A woman in preterm labor at 30 weeks of gestation receives two 12-mg doses of betamethasone intramuscularly. The purpose of this pharmacologic treatment is to:
a.
stimulate fetal surfactant production.
b.
reduce maternal and fetal tachycardia associated with ritodrine administration.
c.
suppress uterine contractions.
d.
maintain adequate maternal respiratory effort and ventilation during magnesium sulfate therapy.
ANS: A
Antenatal glucocorticoids given as intramuscular injections to the mother accelerate fetal lung maturity. Inderal would be given to reduce the effects of ritodrine administration. Betamethasone has no effect on uterine contractions. Calcium gluconate would be given to reverse the respiratory depressive effects of magnesium sulfate therapy.
A woman at 26 weeks of gestation is being assessed to determine whether she is experiencing preterm labor. What finding indicates that preterm labor is occurring?
a.
Estriol is not found in maternal saliva.
b.
Irregular, mild uterine contractions are occurring every 12 to 15 minutes.
c.
Fetal fibronectin is present in vaginal secretions.
d.
The cervix is effacing and dilated to 2 cm.
ANS: D
Cervical changes such as shortened endocervical length, effacement, and dilation are predictors of imminent preterm labor. Changes in the cervix accompanied by regular contractions indicate labor at any gestation. Estriol is a form of estrogen produced by the fetus that is present in plasma at 9 weeks of gestation. Levels of salivary estriol have been shown to increase before preterm birth. Irregular, mild contractions that do not cause cervical change are not considered a threat. The presence of fetal fibronectin in vaginal secretions between 24 and 36 weeks of gestation could predict preterm labor, but it has only a 20% to 40% positive predictive value. Of more importance are other physiologic clues of preterm labor such as cervical changes.
A primigravida at 40 weeks of gestation is having uterine contractions every 1.5 to 2 minutes and says that they are very painful. Her cervix is dilated 2 cm and has not changed in 3 hours. The woman is crying and wants an epidural. What is the likely status of this woman’s labor?
a.
She is exhibiting hypotonic uterine dysfunction.
b.
She is experiencing a normal latent stage.
c.
She is exhibiting hypertonic uterine dysfunction.
d.
She is experiencing pelvic dystocia.
ANS: C
Women who experience hypertonic uterine dysfunction, or primary dysfunctional labor, often are anxious first-time mothers who are having painful and frequent contractions that are ineffective at causing cervical dilation or effacement to progress. With hypotonic uterine dysfunction, the woman initially makes normal progress into the active stage of labor; then the contractions become weak and inefficient or stop altogether. The contraction pattern seen in this woman signifies hypertonic uterine activity. Typically uterine activity in this phase occurs at 4- to 5-minute intervals lasting 30 to 45 seconds. Pelvic dystocia can occur whenever contractures of the pelvic diameters reduce the capacity of the bony pelvis, including the inlet, midpelvis, outlet, or any combination of these planes.
Which assessment is least likely to be associated with a breech presentation? a. Meconium-stained amniotic fluid b. Fetal heart tones heard at or above the maternal umbilicus c. Preterm labor and birth d. Postterm gestation
ANS: D
Postterm gestation is not likely to be seen with a breech presentation. The presence of meconium in a breech presentation may result from pressure on the fetal wall as it traverses the birth canal. Fetal heart tones heard at the level of the umbilical level of the mother are a typical finding in a breech presentation because the fetal back would be located in the upper abdominal area. Breech presentations often occur in preterm births.

[SET OF TASKS]
1) According to the obstetrics review text, what would be given to reverse the respiratory depressive effects of magnesium sulfate therapy?
2) Transcribe the passage of the obstetrics review text from "Which assessment is" up to and including "in preterm births.".
These lines are taken from a source separate from the text above.

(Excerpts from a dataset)
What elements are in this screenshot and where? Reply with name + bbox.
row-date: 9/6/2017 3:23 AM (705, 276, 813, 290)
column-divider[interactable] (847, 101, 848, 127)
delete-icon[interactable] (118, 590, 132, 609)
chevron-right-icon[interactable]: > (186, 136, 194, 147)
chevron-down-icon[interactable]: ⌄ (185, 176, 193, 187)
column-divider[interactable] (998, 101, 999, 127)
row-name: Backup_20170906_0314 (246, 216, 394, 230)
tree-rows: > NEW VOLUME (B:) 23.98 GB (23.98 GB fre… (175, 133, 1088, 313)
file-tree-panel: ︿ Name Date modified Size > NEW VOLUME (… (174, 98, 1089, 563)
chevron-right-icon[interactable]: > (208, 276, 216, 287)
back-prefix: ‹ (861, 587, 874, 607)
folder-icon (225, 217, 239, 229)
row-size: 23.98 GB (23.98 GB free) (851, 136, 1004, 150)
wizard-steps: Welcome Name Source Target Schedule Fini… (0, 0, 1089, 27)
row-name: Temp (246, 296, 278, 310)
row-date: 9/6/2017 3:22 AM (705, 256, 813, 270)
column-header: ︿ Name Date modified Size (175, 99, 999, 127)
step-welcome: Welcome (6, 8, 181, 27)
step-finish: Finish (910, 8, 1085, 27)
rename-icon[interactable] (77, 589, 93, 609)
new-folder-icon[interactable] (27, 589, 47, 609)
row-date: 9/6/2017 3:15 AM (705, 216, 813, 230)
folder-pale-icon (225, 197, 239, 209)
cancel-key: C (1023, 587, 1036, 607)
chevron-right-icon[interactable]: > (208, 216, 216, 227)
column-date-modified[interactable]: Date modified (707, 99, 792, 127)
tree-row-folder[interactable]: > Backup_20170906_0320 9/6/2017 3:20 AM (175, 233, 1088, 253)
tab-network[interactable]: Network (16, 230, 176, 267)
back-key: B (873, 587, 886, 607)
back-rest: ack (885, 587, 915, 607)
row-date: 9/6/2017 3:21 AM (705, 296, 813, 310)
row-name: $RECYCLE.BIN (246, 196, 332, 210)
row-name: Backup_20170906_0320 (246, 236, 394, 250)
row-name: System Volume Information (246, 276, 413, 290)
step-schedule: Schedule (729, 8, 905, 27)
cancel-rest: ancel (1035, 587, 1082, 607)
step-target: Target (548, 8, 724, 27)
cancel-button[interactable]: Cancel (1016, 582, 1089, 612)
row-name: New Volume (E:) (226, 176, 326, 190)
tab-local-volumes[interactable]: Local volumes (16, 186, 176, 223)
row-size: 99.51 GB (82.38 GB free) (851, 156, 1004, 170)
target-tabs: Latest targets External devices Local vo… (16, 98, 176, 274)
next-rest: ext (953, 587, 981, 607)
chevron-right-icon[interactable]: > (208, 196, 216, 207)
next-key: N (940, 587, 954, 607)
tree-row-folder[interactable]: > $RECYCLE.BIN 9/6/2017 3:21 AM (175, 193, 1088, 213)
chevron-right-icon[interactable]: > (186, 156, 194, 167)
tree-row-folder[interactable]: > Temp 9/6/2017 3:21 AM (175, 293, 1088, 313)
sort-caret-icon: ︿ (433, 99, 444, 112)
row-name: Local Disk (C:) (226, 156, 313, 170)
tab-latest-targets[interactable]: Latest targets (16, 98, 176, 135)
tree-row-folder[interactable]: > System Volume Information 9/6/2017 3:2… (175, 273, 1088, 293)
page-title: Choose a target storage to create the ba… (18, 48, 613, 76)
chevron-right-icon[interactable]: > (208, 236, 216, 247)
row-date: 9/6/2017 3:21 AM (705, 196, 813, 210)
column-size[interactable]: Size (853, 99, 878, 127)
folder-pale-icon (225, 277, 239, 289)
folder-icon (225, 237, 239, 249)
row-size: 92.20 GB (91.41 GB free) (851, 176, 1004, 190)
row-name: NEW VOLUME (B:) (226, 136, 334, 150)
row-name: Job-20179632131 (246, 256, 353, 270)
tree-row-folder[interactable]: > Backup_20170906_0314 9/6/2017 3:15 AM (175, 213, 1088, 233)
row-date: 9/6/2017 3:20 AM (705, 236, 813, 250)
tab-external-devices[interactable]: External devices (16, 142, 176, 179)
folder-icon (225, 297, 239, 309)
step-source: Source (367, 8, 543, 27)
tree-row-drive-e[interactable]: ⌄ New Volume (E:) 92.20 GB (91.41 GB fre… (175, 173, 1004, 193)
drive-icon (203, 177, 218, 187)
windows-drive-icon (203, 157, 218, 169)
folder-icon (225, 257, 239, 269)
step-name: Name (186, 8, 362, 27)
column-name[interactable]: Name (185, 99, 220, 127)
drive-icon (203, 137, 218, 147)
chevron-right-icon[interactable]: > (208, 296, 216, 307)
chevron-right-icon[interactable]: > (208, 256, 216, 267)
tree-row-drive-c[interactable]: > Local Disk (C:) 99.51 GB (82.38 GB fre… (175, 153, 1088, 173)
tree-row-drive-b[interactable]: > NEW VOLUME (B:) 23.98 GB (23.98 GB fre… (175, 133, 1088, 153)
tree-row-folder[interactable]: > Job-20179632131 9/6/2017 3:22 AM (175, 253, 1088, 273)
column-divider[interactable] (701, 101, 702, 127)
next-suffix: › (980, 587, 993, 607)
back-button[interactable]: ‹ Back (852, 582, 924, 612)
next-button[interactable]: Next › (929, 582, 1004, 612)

[RESPONSES BY TASK]
1) Calcium gluconate.

2)
Which assessment is least likely to be associated with a breech presentation? a. Meconium-stained amniotic fluid b. Fetal heart tones heard at or above the maternal umbilicus c. Preterm labor and birth d. Postterm gestation
ANS: D
Postterm gestation is not likely to be seen with a breech presentation. The presence of meconium in a breech presentation may result from pressure on the fetal wall as it traverses the birth canal. Fetal heart tones heard at the level of the umbilical level of the mother are a typical finding in a breech presentation because the fetal back would be located in the upper abdominal area. Breech presentations often occur in preterm births.